WHAT IS BEING ASKED:
Below is a block of data; give all of it again word for word.

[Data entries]
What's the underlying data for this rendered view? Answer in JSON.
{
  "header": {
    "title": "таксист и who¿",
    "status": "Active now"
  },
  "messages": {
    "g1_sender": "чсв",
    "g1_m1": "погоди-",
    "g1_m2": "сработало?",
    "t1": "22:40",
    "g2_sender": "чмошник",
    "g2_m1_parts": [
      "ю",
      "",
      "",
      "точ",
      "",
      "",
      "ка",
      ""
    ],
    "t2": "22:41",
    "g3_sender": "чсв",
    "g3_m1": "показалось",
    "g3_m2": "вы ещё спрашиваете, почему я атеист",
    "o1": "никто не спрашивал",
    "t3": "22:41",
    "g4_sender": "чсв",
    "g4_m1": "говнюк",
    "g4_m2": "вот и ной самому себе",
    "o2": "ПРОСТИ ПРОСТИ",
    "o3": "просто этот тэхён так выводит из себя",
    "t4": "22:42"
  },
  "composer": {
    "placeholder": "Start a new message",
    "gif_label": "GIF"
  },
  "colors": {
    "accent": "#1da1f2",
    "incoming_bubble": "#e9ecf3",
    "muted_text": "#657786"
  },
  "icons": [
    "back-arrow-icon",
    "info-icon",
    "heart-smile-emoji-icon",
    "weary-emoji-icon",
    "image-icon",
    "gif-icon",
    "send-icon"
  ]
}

EXERCISE SOLUTION:
What's the underlying data for this rendered view? Answer in JSON.
{
  "header": {
    "title": "таксист и who¿",
    "status": "Active now"
  },
  "messages": {
    "g1_sender": "чсв",
    "g1_m1": "погоди-",
    "g1_m2": "сработало?",
    "t1": "22:40",
    "g2_sender": "чмошник",
    "g2_m1_parts": [
      "ю",
      "",
      "",
      "точ",
      "",
      "",
      "ка",
      ""
    ],
    "t2": "22:41",
    "g3_sender": "чсв",
    "g3_m1": "показалось",
    "g3_m2": "вы ещё спрашиваете, почему я атеист",
    "o1": "никто не спрашивал",
    "t3": "22:41",
    "g4_sender": "чсв",
    "g4_m1": "говнюк",
    "g4_m2": "вот и ной самому себе",
    "o2": "ПРОСТИ ПРОСТИ",
    "o3": "просто этот тэхён так выводит из себя",
    "t4": "22:42"
  },
  "composer": {
    "placeholder": "Start a new message",
    "gif_label": "GIF"
  },
  "colors": {
    "accent": "#1da1f2",
    "incoming_bubble": "#e9ecf3",
    "muted_text": "#657786"
  },
  "icons": [
    "back-arrow-icon",
    "info-icon",
    "heart-smile-emoji-icon",
    "weary-emoji-icon",
    "image-icon",
    "gif-icon",
    "send-icon"
  ]
}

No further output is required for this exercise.